Data excerpts
▬▬▬
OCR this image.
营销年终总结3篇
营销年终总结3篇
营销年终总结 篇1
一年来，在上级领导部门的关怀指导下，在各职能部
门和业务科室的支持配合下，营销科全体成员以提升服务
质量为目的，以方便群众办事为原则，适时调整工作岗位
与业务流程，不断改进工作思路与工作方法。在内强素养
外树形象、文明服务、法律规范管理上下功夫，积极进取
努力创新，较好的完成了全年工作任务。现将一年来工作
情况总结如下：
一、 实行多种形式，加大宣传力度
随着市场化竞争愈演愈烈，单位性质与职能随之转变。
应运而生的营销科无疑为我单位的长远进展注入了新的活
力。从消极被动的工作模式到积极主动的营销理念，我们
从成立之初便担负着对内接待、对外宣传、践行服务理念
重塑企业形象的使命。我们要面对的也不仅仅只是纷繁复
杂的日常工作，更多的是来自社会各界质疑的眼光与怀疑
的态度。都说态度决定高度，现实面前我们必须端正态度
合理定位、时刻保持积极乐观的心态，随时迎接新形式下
▬▬▬
Set problem
Reproduce the entire listing word for word.

The completed task
OCR this image.
营销年终总结3篇
营销年终总结3篇
营销年终总结 篇1
一年来，在上级领导部门的关怀指导下，在各职能部
门和业务科室的支持配合下，营销科全体成员以提升服务
质量为目的，以方便群众办事为原则，适时调整工作岗位
与业务流程，不断改进工作思路与工作方法。在内强素养
外树形象、文明服务、法律规范管理上下功夫，积极进取
努力创新，较好的完成了全年工作任务。现将一年来工作
情况总结如下：
一、 实行多种形式，加大宣传力度
随着市场化竞争愈演愈烈，单位性质与职能随之转变。
应运而生的营销科无疑为我单位的长远进展注入了新的活
力。从消极被动的工作模式到积极主动的营销理念，我们
从成立之初便担负着对内接待、对外宣传、践行服务理念
重塑企业形象的使命。我们要面对的也不仅仅只是纷繁复
杂的日常工作，更多的是来自社会各界质疑的眼光与怀疑
的态度。都说态度决定高度，现实面前我们必须端正态度
合理定位、时刻保持积极乐观的心态，随时迎接新形式下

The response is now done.